[START INFORMATION PROVIDED]

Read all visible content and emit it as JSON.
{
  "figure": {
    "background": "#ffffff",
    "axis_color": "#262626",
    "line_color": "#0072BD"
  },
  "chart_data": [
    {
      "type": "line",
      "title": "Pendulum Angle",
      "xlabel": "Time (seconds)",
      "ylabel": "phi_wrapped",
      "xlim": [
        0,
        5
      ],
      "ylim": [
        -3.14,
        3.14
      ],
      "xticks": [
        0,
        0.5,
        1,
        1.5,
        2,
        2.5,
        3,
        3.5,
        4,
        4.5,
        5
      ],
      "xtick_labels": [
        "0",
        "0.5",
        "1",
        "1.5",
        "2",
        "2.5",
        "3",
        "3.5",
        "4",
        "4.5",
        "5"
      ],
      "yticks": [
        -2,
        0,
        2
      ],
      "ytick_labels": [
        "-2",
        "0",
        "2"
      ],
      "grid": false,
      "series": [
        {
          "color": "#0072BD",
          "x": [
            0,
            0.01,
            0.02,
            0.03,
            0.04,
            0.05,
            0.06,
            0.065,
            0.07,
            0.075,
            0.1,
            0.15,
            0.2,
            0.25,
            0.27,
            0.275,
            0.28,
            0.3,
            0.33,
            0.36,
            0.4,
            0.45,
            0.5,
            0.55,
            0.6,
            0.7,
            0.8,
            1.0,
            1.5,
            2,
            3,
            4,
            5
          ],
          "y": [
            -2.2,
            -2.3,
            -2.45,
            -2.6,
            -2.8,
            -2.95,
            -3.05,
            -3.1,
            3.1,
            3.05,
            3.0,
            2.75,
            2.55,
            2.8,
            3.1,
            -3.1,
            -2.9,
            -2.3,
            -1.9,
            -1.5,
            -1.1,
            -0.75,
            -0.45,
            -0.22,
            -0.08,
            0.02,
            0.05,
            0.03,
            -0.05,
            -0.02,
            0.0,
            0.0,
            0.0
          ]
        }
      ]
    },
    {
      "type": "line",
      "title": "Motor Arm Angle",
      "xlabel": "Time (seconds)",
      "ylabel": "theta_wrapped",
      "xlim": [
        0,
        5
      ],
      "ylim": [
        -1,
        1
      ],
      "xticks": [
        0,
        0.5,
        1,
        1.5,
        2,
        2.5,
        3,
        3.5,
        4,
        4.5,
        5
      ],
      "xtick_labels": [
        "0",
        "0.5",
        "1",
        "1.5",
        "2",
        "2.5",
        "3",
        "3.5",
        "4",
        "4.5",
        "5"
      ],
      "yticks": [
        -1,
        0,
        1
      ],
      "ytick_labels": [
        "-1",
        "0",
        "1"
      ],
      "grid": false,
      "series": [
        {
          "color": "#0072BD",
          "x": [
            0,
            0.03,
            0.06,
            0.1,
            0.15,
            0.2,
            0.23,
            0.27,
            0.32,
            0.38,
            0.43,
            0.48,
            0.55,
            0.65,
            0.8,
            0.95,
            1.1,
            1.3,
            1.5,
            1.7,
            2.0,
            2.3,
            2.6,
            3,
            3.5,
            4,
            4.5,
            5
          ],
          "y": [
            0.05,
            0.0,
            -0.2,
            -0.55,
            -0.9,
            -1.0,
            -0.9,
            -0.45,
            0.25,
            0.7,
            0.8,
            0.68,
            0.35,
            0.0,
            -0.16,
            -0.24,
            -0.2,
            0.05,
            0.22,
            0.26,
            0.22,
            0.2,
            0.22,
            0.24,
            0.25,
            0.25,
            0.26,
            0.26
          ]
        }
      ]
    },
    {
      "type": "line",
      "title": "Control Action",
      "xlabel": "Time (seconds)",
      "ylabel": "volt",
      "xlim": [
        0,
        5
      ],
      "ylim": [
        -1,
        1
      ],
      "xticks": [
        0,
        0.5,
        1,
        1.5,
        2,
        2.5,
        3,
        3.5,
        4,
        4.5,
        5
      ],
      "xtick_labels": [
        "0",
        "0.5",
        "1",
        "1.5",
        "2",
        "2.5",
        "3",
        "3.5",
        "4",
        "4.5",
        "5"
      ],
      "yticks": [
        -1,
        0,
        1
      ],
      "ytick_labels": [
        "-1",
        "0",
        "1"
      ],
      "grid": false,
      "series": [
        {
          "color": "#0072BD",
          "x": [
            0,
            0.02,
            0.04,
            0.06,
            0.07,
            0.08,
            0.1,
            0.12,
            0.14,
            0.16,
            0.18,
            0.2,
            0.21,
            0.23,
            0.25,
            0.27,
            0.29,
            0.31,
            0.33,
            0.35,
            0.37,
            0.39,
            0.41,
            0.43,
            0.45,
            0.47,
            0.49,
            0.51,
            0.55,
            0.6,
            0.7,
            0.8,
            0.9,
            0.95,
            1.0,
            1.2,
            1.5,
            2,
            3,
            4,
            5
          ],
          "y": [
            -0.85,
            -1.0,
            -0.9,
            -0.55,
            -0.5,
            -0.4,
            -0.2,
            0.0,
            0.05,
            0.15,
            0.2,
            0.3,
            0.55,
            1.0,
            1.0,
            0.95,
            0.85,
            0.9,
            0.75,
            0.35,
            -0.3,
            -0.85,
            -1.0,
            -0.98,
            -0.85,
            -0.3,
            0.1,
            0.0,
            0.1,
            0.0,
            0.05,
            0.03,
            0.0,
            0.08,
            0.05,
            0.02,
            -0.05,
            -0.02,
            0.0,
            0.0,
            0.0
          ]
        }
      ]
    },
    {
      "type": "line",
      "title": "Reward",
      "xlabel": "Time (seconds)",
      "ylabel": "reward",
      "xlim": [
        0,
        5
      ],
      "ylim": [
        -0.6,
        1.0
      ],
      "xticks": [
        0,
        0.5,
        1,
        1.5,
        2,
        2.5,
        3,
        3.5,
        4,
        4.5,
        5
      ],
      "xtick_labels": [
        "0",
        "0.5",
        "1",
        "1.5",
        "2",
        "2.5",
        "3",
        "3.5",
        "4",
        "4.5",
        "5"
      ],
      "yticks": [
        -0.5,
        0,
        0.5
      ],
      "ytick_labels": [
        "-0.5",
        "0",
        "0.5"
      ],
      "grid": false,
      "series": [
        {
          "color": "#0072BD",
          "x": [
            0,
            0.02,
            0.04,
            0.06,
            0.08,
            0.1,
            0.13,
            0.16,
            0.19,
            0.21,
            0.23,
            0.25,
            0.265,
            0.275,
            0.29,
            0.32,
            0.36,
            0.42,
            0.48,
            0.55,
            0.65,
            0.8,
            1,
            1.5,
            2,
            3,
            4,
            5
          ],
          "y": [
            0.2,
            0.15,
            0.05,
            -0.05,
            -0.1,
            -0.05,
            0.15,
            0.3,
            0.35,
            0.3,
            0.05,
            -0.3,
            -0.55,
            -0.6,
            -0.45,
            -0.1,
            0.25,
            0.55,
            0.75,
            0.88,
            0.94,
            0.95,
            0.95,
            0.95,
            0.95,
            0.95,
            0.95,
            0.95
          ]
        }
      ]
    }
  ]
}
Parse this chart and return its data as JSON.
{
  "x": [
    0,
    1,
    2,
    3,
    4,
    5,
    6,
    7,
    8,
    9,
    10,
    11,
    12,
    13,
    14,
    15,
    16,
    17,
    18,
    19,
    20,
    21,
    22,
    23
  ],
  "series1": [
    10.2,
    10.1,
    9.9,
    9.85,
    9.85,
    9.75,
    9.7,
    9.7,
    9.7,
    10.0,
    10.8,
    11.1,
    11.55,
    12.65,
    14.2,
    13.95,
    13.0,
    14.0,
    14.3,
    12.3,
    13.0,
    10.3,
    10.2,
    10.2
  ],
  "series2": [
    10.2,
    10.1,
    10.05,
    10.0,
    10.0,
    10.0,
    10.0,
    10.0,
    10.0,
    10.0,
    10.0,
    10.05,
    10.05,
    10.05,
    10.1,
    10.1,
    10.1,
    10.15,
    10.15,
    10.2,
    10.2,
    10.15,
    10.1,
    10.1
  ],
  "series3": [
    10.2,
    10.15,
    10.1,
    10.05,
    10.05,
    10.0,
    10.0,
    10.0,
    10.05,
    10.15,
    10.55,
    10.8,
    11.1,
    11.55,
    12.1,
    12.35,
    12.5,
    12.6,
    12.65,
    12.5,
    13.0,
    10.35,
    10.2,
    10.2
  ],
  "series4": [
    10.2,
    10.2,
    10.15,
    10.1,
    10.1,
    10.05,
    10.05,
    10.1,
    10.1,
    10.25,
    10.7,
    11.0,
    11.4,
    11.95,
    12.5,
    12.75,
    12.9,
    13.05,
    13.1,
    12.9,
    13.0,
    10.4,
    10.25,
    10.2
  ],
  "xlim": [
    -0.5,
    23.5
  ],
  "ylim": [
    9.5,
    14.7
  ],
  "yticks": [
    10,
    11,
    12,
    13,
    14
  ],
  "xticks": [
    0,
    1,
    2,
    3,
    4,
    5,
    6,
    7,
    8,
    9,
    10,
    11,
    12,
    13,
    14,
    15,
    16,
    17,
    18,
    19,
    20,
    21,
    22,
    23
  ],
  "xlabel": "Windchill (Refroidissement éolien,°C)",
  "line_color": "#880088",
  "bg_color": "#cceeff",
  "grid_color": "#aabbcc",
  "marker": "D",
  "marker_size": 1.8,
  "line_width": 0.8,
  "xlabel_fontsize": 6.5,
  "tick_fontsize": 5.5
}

[END INFORMATION PROVIDED]

▶ _THE TASK_:
Copy out each line of the data containing the string "Angle".

▶ _WORKED ANSWER_:
      "title": "Pendulum Angle",
      "title": "Motor Arm Angle",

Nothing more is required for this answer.